┌─ SOURCE RECORDS
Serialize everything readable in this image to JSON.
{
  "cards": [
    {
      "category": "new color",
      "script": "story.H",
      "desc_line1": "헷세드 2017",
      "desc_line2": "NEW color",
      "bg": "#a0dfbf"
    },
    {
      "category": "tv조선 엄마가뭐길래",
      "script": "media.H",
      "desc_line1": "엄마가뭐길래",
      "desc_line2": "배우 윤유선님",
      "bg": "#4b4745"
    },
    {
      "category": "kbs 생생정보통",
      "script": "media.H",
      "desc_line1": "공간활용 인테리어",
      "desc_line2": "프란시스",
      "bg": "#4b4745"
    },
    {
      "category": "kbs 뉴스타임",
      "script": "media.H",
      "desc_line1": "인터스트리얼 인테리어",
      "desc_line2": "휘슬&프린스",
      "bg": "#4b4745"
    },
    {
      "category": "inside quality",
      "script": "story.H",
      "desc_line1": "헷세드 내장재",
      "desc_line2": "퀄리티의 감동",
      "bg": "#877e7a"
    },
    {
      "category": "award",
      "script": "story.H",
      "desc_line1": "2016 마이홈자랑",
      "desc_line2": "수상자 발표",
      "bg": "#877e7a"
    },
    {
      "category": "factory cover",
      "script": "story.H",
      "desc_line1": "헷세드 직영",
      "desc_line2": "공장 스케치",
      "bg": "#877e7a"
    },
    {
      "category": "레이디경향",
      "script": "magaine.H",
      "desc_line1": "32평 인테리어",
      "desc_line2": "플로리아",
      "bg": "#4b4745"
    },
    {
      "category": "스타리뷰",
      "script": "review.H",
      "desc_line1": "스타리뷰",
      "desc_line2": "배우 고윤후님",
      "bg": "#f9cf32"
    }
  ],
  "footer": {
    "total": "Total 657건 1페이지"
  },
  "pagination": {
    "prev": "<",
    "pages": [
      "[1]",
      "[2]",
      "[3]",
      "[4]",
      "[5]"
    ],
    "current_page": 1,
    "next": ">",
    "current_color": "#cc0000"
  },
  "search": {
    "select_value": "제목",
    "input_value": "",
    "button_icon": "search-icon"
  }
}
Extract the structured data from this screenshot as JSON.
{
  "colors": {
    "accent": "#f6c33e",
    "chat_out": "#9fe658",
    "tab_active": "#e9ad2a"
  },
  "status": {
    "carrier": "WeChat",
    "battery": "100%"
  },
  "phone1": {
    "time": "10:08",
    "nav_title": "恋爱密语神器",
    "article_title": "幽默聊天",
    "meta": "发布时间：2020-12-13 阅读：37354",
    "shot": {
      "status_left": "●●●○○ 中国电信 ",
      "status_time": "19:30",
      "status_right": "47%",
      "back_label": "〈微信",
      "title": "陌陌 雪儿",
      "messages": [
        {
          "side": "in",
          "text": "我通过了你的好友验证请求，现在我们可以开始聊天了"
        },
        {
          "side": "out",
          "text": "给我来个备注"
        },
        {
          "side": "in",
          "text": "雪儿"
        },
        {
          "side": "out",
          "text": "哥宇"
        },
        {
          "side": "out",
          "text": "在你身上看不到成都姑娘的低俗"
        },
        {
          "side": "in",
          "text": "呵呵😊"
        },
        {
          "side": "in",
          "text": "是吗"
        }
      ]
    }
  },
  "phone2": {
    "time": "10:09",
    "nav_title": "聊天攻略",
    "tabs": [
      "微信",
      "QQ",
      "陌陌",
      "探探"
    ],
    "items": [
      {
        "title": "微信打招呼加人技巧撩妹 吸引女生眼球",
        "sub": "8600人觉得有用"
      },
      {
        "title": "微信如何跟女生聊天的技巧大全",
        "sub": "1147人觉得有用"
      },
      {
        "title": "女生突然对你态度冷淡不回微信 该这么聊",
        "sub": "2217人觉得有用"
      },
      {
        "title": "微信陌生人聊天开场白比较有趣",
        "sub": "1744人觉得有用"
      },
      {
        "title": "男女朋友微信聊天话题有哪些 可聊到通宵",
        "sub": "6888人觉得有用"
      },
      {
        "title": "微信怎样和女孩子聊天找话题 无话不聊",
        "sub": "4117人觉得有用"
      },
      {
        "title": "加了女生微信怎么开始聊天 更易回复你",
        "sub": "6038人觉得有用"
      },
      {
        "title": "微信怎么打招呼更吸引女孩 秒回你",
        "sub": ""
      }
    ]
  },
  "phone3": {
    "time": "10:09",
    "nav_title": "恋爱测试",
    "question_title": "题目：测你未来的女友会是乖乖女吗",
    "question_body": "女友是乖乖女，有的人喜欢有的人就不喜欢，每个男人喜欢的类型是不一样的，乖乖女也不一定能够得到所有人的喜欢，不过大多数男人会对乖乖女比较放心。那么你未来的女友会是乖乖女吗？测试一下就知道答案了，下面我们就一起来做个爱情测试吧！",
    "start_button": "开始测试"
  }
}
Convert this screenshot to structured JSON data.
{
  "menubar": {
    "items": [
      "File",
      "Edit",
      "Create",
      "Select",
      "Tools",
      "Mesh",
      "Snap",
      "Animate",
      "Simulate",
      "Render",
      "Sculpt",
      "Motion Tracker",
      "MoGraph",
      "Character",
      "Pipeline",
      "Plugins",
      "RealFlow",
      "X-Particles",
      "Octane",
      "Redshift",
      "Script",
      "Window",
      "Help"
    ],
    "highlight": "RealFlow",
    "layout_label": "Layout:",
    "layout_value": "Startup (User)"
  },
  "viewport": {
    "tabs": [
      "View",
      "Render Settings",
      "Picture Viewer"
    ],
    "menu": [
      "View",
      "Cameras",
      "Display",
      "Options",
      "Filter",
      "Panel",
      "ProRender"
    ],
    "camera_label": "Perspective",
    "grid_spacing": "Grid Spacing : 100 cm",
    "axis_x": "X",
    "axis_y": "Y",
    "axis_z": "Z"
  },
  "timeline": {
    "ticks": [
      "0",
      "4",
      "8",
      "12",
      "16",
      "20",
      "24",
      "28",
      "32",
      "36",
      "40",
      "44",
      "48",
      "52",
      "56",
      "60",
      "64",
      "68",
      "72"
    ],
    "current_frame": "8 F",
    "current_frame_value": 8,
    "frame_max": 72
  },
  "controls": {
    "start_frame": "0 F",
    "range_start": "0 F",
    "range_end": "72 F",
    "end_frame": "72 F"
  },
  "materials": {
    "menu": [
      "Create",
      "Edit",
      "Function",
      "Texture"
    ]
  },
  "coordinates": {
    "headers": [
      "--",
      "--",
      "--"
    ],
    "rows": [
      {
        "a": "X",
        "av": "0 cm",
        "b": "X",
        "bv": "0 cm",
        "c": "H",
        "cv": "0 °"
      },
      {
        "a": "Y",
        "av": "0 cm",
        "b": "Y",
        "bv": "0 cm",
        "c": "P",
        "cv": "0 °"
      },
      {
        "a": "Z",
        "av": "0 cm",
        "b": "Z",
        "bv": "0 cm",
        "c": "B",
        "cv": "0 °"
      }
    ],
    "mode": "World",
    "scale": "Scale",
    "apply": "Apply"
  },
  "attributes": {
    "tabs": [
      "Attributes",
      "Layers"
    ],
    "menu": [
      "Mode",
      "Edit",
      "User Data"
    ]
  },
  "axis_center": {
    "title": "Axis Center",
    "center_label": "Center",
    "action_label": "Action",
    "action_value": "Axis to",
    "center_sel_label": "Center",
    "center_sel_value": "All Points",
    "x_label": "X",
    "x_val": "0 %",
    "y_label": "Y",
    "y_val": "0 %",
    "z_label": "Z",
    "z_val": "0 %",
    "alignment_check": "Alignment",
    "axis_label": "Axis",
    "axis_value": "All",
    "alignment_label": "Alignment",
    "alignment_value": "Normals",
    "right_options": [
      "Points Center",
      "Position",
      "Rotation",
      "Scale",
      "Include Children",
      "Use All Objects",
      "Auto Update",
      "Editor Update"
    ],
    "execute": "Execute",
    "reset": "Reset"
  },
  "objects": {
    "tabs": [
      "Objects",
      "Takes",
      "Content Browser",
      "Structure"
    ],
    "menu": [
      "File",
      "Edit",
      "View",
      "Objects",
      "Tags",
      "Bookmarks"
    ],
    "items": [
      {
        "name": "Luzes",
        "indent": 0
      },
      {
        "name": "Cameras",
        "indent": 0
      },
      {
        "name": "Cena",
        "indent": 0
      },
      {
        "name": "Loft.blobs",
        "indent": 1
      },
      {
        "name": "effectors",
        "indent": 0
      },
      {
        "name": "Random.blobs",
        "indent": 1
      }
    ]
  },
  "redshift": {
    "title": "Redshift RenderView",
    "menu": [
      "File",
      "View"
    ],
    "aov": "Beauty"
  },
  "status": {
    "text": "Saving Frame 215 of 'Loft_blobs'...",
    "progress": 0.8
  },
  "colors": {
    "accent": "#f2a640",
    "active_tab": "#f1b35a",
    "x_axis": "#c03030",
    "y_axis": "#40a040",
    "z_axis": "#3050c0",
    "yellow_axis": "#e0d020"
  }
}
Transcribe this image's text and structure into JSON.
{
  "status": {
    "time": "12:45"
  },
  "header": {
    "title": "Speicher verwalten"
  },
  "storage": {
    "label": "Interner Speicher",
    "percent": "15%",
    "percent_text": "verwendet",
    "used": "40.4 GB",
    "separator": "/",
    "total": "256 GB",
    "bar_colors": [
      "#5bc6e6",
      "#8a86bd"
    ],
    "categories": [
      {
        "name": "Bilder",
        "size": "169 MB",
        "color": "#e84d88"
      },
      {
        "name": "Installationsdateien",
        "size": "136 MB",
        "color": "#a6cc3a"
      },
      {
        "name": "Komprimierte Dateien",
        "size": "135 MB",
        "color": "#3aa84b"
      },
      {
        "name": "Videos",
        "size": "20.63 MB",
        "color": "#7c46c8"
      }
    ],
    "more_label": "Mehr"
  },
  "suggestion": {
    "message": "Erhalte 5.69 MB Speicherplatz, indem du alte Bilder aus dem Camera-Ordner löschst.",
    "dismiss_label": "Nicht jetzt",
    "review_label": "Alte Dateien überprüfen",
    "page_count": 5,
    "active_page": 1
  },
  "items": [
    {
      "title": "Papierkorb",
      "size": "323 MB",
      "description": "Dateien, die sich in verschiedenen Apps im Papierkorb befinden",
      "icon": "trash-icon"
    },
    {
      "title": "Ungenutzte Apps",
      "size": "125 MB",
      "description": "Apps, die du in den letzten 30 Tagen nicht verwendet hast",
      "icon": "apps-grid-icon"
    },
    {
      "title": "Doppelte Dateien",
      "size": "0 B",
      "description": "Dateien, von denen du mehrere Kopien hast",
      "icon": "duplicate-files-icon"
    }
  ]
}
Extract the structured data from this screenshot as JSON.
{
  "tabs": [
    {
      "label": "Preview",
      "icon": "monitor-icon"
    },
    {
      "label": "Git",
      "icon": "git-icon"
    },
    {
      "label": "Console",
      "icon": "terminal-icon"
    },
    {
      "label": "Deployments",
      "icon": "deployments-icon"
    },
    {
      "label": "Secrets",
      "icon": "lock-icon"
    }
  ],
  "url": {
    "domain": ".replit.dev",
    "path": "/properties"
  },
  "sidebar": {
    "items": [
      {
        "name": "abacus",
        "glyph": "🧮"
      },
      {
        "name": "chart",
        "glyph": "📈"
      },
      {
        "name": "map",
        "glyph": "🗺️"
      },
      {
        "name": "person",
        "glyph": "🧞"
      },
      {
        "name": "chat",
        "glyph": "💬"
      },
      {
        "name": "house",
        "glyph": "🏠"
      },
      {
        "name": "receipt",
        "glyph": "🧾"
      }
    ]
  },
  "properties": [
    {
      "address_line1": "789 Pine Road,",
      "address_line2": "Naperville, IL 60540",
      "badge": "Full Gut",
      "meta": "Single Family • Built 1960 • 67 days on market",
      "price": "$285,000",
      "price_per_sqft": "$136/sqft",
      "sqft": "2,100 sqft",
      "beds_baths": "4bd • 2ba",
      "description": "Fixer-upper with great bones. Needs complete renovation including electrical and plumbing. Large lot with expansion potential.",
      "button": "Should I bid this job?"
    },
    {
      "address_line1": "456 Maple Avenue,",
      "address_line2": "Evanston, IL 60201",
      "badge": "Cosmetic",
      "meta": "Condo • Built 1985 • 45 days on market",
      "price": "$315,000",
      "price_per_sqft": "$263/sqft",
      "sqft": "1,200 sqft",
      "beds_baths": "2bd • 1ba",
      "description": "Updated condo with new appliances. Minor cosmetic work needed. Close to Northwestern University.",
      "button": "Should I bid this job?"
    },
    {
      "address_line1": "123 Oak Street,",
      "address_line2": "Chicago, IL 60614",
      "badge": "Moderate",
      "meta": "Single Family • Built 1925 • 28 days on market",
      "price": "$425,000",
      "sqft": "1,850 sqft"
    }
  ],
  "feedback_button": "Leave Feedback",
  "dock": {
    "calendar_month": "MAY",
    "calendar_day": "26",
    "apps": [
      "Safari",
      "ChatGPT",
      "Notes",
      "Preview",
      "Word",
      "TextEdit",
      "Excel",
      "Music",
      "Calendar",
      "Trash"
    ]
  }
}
└─
• **GOAL**: From the listing above, pick out each line where the word "meta" appears.

• **OUTPUT**:
    "meta": "发布时间：2020-12-13 阅读：37354",
      "meta": "Single Family • Built 1960 • 67 days on market",
      "meta": "Condo • Built 1985 • 45 days on market",
      "meta": "Single Family • Built 1925 • 28 days on market",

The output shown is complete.